--- start Entries ---
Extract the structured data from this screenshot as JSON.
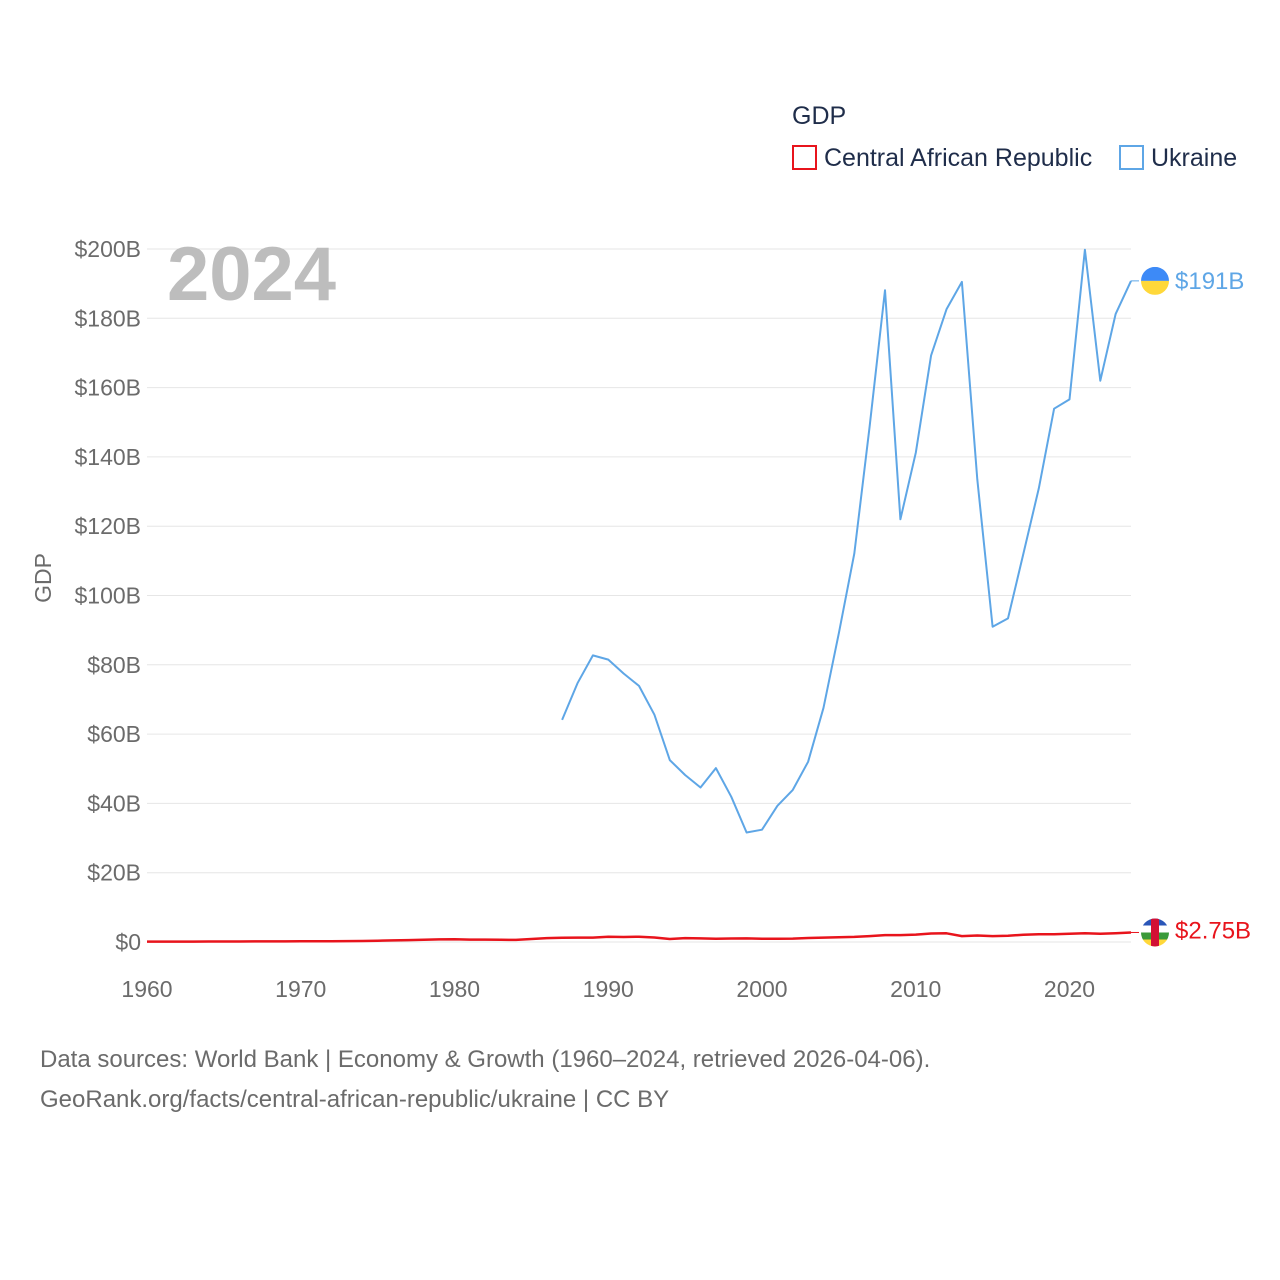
{
  "legend": {
    "title": "GDP",
    "items": [
      {
        "label": "Central African Republic",
        "color": "#e8141c"
      },
      {
        "label": "Ukraine",
        "color": "#5ea6e6"
      }
    ]
  },
  "year_label": "2024",
  "ylabel": "GDP",
  "source": {
    "line1": "Data sources: World Bank | Economy & Growth (1960–2024, retrieved 2026-04-06).",
    "line2": "GeoRank.org/facts/central-african-republic/ukraine | CC BY"
  },
  "chart_data": {
    "type": "line",
    "title": "GDP",
    "xlabel": "",
    "ylabel": "GDP",
    "xlim": [
      1960,
      2024
    ],
    "ylim": [
      0,
      200
    ],
    "x_ticks": [
      1960,
      1970,
      1980,
      1990,
      2000,
      2010,
      2020
    ],
    "y_ticks": [
      0,
      20,
      40,
      60,
      80,
      100,
      120,
      140,
      160,
      180,
      200
    ],
    "y_tick_labels": [
      "$0",
      "$20B",
      "$40B",
      "$60B",
      "$80B",
      "$100B",
      "$120B",
      "$140B",
      "$160B",
      "$180B",
      "$200B"
    ],
    "grid": true,
    "series": [
      {
        "name": "Central African Republic",
        "color": "#e8141c",
        "end_label": "$2.75B",
        "flag": "central-african-republic-flag-icon",
        "x": [
          1960,
          1961,
          1962,
          1963,
          1964,
          1965,
          1966,
          1967,
          1968,
          1969,
          1970,
          1971,
          1972,
          1973,
          1974,
          1975,
          1976,
          1977,
          1978,
          1979,
          1980,
          1981,
          1982,
          1983,
          1984,
          1985,
          1986,
          1987,
          1988,
          1989,
          1990,
          1991,
          1992,
          1993,
          1994,
          1995,
          1996,
          1997,
          1998,
          1999,
          2000,
          2001,
          2002,
          2003,
          2004,
          2005,
          2006,
          2007,
          2008,
          2009,
          2010,
          2011,
          2012,
          2013,
          2014,
          2015,
          2016,
          2017,
          2018,
          2019,
          2020,
          2021,
          2022,
          2023,
          2024
        ],
        "values": [
          0.11,
          0.11,
          0.12,
          0.12,
          0.13,
          0.14,
          0.15,
          0.16,
          0.17,
          0.18,
          0.19,
          0.2,
          0.22,
          0.26,
          0.29,
          0.37,
          0.45,
          0.55,
          0.64,
          0.74,
          0.8,
          0.7,
          0.69,
          0.64,
          0.6,
          0.87,
          1.12,
          1.21,
          1.26,
          1.26,
          1.49,
          1.43,
          1.52,
          1.31,
          0.86,
          1.12,
          1.03,
          0.95,
          1.01,
          1.05,
          0.91,
          0.93,
          0.99,
          1.14,
          1.27,
          1.35,
          1.47,
          1.7,
          1.98,
          2.0,
          2.14,
          2.44,
          2.52,
          1.69,
          1.89,
          1.7,
          1.83,
          2.07,
          2.22,
          2.22,
          2.38,
          2.53,
          2.38,
          2.55,
          2.75
        ]
      },
      {
        "name": "Ukraine",
        "color": "#5ea6e6",
        "end_label": "$191B",
        "flag": "ukraine-flag-icon",
        "x": [
          1987,
          1988,
          1989,
          1990,
          1991,
          1992,
          1993,
          1994,
          1995,
          1996,
          1997,
          1998,
          1999,
          2000,
          2001,
          2002,
          2003,
          2004,
          2005,
          2006,
          2007,
          2008,
          2009,
          2010,
          2011,
          2012,
          2013,
          2014,
          2015,
          2016,
          2017,
          2018,
          2019,
          2020,
          2021,
          2022,
          2023,
          2024
        ],
        "values": [
          64.1,
          74.7,
          82.7,
          81.5,
          77.5,
          73.9,
          65.6,
          52.5,
          48.2,
          44.6,
          50.2,
          41.9,
          31.6,
          32.4,
          39.3,
          43.9,
          52.0,
          67.6,
          89.2,
          112.1,
          148.7,
          188.1,
          122.0,
          141.2,
          169.3,
          182.6,
          190.5,
          133.5,
          91.0,
          93.4,
          112.1,
          130.9,
          153.9,
          156.6,
          199.8,
          162.0,
          181.2,
          190.8
        ]
      }
    ]
  }
}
--- end Entries ---
### Aim
Return each line of the data, keeping its wording exact and omitting pictures.

### Answer to this problem
Extract the structured data from this screenshot as JSON.
{
  "legend": {
    "title": "GDP",
    "items": [
      {
        "label": "Central African Republic",
        "color": "#e8141c"
      },
      {
        "label": "Ukraine",
        "color": "#5ea6e6"
      }
    ]
  },
  "year_label": "2024",
  "ylabel": "GDP",
  "source": {
    "line1": "Data sources: World Bank | Economy & Growth (1960–2024, retrieved 2026-04-06).",
    "line2": "GeoRank.org/facts/central-african-republic/ukraine | CC BY"
  },
  "chart_data": {
    "type": "line",
    "title": "GDP",
    "xlabel": "",
    "ylabel": "GDP",
    "xlim": [
      1960,
      2024
    ],
    "ylim": [
      0,
      200
    ],
    "x_ticks": [
      1960,
      1970,
      1980,
      1990,
      2000,
      2010,
      2020
    ],
    "y_ticks": [
      0,
      20,
      40,
      60,
      80,
      100,
      120,
      140,
      160,
      180,
      200
    ],
    "y_tick_labels": [
      "$0",
      "$20B",
      "$40B",
      "$60B",
      "$80B",
      "$100B",
      "$120B",
      "$140B",
      "$160B",
      "$180B",
      "$200B"
    ],
    "grid": true,
    "series": [
      {
        "name": "Central African Republic",
        "color": "#e8141c",
        "end_label": "$2.75B",
        "flag": "central-african-republic-flag-icon",
        "x": [
          1960,
          1961,
          1962,
          1963,
          1964,
          1965,
          1966,
          1967,
          1968,
          1969,
          1970,
          1971,
          1972,
          1973,
          1974,
          1975,
          1976,
          1977,
          1978,
          1979,
          1980,
          1981,
          1982,
          1983,
          1984,
          1985,
          1986,
          1987,
          1988,
          1989,
          1990,
          1991,
          1992,
          1993,
          1994,
          1995,
          1996,
          1997,
          1998,
          1999,
          2000,
          2001,
          2002,
          2003,
          2004,
          2005,
          2006,
          2007,
          2008,
          2009,
          2010,
          2011,
          2012,
          2013,
          2014,
          2015,
          2016,
          2017,
          2018,
          2019,
          2020,
          2021,
          2022,
          2023,
          2024
        ],
        "values": [
          0.11,
          0.11,
          0.12,
          0.12,
          0.13,
          0.14,
          0.15,
          0.16,
          0.17,
          0.18,
          0.19,
          0.2,
          0.22,
          0.26,
          0.29,
          0.37,
          0.45,
          0.55,
          0.64,
          0.74,
          0.8,
          0.7,
          0.69,
          0.64,
          0.6,
          0.87,
          1.12,
          1.21,
          1.26,
          1.26,
          1.49,
          1.43,
          1.52,
          1.31,
          0.86,
          1.12,
          1.03,
          0.95,
          1.01,
          1.05,
          0.91,
          0.93,
          0.99,
          1.14,
          1.27,
          1.35,
          1.47,
          1.7,
          1.98,
          2.0,
          2.14,
          2.44,
          2.52,
          1.69,
          1.89,
          1.7,
          1.83,
          2.07,
          2.22,
          2.22,
          2.38,
          2.53,
          2.38,
          2.55,
          2.75
        ]
      },
      {
        "name": "Ukraine",
        "color": "#5ea6e6",
        "end_label": "$191B",
        "flag": "ukraine-flag-icon",
        "x": [
          1987,
          1988,
          1989,
          1990,
          1991,
          1992,
          1993,
          1994,
          1995,
          1996,
          1997,
          1998,
          1999,
          2000,
          2001,
          2002,
          2003,
          2004,
          2005,
          2006,
          2007,
          2008,
          2009,
          2010,
          2011,
          2012,
          2013,
          2014,
          2015,
          2016,
          2017,
          2018,
          2019,
          2020,
          2021,
          2022,
          2023,
          2024
        ],
        "values": [
          64.1,
          74.7,
          82.7,
          81.5,
          77.5,
          73.9,
          65.6,
          52.5,
          48.2,
          44.6,
          50.2,
          41.9,
          31.6,
          32.4,
          39.3,
          43.9,
          52.0,
          67.6,
          89.2,
          112.1,
          148.7,
          188.1,
          122.0,
          141.2,
          169.3,
          182.6,
          190.5,
          133.5,
          91.0,
          93.4,
          112.1,
          130.9,
          153.9,
          156.6,
          199.8,
          162.0,
          181.2,
          190.8
        ]
      }
    ]
  }
}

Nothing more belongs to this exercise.